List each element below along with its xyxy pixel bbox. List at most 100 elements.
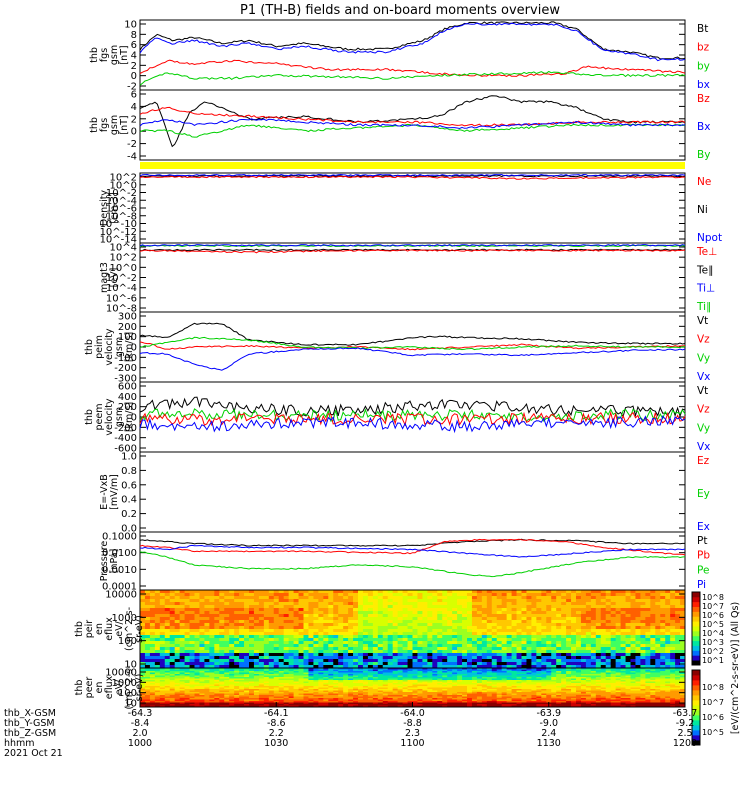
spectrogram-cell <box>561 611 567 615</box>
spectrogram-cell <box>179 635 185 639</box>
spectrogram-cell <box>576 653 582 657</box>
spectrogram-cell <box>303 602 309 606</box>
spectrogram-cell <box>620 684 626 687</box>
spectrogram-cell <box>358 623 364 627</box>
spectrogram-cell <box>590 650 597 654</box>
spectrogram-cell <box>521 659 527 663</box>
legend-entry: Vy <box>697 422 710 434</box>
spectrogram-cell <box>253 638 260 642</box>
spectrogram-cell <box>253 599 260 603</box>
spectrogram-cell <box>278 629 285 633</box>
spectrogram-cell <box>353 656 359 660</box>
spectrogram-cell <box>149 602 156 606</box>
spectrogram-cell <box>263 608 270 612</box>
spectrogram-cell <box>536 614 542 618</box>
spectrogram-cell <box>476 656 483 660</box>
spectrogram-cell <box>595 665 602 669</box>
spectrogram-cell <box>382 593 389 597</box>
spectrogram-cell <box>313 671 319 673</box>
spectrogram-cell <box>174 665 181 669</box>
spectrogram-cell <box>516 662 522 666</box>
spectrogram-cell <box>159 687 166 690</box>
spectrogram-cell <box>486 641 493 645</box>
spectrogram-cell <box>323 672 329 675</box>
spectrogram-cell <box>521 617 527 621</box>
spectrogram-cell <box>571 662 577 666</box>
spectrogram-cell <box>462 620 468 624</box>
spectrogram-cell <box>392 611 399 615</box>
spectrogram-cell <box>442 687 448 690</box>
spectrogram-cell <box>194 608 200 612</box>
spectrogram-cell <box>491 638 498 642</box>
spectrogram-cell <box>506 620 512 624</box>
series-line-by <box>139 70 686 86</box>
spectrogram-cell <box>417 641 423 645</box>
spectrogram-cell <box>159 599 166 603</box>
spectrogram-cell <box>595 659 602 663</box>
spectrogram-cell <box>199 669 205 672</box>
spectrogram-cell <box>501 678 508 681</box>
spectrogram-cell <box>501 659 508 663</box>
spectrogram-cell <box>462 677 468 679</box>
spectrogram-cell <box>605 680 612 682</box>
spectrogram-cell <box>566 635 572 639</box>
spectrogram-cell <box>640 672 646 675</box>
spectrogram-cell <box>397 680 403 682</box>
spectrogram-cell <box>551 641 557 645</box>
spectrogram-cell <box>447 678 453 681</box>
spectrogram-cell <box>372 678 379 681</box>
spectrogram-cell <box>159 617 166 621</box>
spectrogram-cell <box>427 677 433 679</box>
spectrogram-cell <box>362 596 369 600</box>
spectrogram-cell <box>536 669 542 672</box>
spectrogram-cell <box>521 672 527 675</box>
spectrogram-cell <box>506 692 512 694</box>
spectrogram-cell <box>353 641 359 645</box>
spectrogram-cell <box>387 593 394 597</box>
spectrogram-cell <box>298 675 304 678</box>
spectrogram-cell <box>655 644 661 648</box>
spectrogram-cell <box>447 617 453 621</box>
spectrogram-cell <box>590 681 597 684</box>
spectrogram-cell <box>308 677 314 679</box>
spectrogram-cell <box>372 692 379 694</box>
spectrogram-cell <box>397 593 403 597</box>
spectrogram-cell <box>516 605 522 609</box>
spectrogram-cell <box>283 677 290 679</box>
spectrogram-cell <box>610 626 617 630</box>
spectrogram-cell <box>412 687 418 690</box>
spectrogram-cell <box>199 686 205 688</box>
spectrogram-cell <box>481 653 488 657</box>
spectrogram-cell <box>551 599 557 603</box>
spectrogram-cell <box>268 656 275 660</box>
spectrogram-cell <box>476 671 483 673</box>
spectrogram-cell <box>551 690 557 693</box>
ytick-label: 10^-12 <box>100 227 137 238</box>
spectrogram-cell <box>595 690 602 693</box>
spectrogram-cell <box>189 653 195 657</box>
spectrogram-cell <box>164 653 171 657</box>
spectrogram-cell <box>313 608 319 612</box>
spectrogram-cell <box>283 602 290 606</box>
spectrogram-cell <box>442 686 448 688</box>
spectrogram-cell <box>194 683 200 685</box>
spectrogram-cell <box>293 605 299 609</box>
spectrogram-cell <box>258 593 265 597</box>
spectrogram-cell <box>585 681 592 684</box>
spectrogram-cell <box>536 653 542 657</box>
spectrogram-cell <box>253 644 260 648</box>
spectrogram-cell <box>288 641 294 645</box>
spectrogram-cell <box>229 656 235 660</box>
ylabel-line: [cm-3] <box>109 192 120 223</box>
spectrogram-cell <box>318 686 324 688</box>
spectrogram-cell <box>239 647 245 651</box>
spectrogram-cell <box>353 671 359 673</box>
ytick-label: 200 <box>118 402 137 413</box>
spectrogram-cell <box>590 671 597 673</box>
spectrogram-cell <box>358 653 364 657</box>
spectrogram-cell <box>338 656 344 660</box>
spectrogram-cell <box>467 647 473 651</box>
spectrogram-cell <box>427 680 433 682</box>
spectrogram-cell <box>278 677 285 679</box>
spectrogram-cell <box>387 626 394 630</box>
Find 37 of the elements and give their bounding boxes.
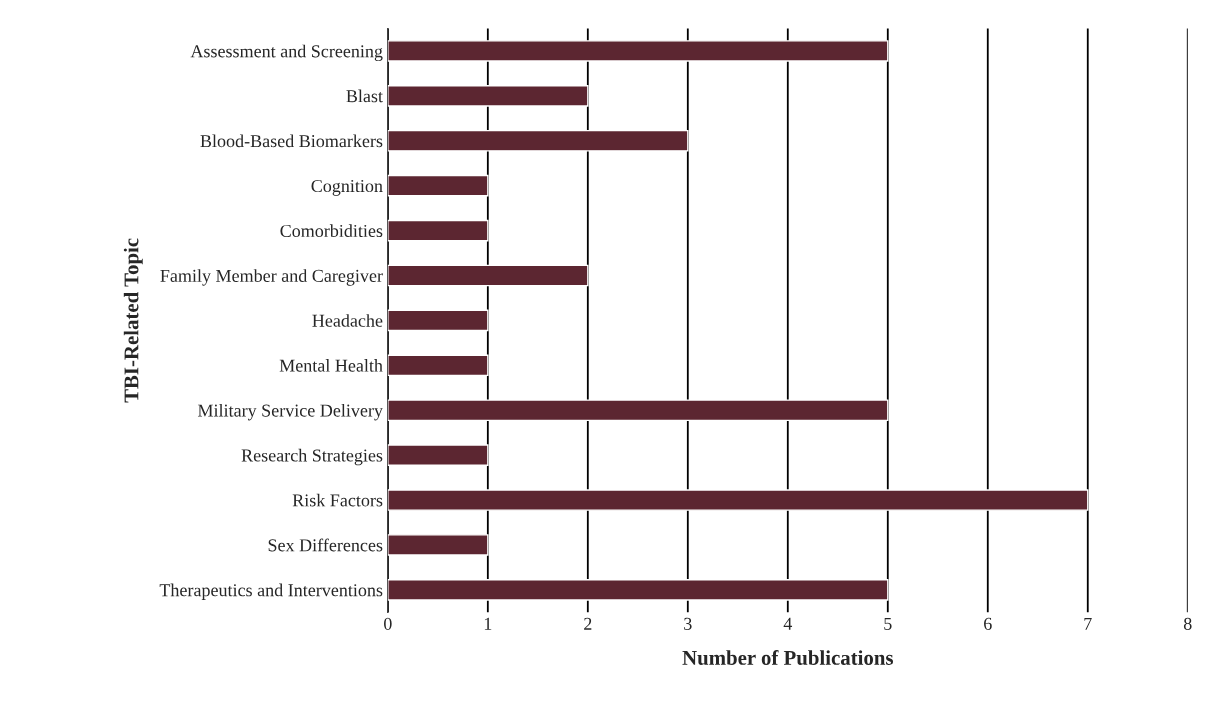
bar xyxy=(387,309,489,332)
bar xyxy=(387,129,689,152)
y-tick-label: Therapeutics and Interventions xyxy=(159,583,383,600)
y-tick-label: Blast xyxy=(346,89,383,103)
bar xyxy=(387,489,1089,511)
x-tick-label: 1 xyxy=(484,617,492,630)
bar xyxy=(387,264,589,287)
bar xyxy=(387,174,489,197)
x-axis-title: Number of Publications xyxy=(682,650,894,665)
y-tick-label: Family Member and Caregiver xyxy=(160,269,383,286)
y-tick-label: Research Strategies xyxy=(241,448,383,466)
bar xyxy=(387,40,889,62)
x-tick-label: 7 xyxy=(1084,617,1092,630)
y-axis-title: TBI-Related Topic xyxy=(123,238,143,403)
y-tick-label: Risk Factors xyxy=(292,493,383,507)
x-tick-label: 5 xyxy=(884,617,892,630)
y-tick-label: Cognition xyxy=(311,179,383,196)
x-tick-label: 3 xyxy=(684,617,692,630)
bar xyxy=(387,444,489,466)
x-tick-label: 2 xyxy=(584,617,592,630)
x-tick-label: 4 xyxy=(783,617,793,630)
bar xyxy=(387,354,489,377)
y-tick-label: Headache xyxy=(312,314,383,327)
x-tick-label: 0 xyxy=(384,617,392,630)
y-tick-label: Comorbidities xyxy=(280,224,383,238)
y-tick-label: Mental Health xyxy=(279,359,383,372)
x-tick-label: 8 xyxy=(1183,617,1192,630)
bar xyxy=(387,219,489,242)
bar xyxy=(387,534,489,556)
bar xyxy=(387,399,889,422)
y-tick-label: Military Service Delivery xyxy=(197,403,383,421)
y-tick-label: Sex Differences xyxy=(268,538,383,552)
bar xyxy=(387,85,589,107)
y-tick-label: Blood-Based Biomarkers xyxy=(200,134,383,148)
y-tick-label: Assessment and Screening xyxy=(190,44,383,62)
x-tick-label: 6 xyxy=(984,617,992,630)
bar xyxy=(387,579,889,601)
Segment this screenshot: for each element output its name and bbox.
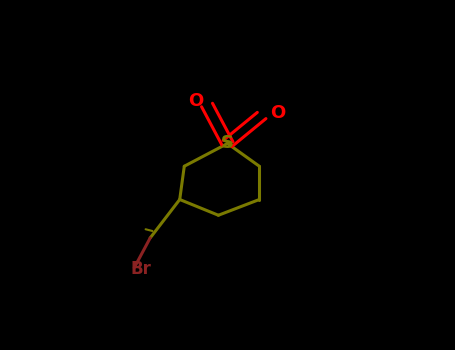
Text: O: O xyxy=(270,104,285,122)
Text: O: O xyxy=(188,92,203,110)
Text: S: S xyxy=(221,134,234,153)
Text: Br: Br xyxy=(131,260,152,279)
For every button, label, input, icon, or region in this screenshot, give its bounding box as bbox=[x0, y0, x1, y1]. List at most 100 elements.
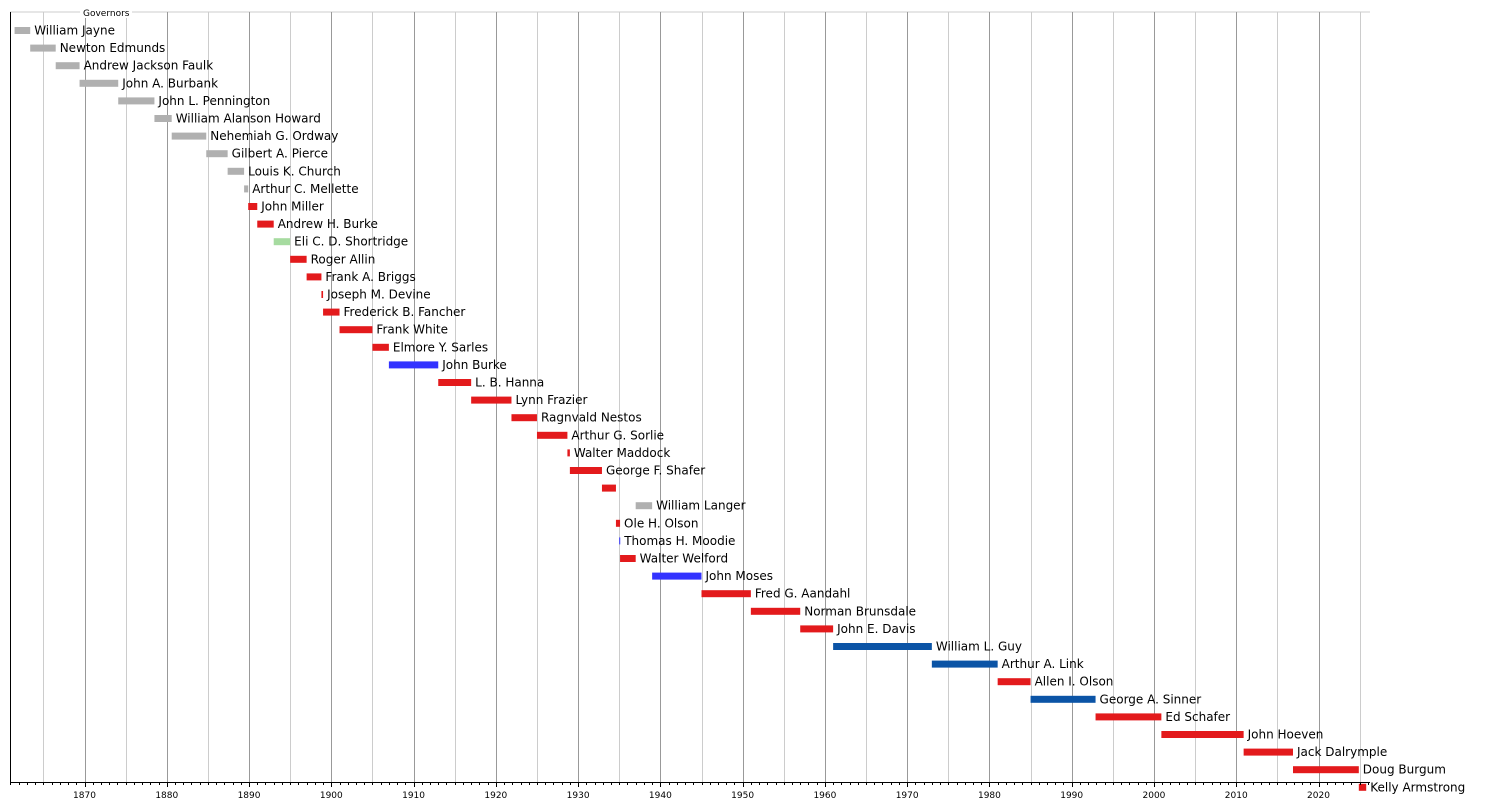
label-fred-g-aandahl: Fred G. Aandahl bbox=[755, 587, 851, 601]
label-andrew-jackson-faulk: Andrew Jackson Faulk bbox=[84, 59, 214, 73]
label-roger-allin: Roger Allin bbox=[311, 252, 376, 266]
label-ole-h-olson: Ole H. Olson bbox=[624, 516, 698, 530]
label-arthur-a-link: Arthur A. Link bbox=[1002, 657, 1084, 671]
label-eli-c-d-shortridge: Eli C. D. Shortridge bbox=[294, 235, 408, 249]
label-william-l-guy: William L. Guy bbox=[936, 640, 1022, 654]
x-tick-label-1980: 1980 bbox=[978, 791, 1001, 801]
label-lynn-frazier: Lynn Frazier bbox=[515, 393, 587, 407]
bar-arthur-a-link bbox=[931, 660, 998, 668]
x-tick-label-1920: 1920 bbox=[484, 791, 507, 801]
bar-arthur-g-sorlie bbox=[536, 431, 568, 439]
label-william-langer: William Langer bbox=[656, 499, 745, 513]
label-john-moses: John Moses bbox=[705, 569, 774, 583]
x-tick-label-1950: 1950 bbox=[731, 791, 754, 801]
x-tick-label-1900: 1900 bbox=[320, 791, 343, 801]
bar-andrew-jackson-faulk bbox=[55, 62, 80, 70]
· · · · ·
▶ _WHAT IS ASKED_
Show every line of the listing above that contains the string "each".

▶ _WRITTEN REPLY_
List each element below along with its xyxy pixel bbox. List at most 100 elements.
Segment this screenshot: for each element output its name and bbox.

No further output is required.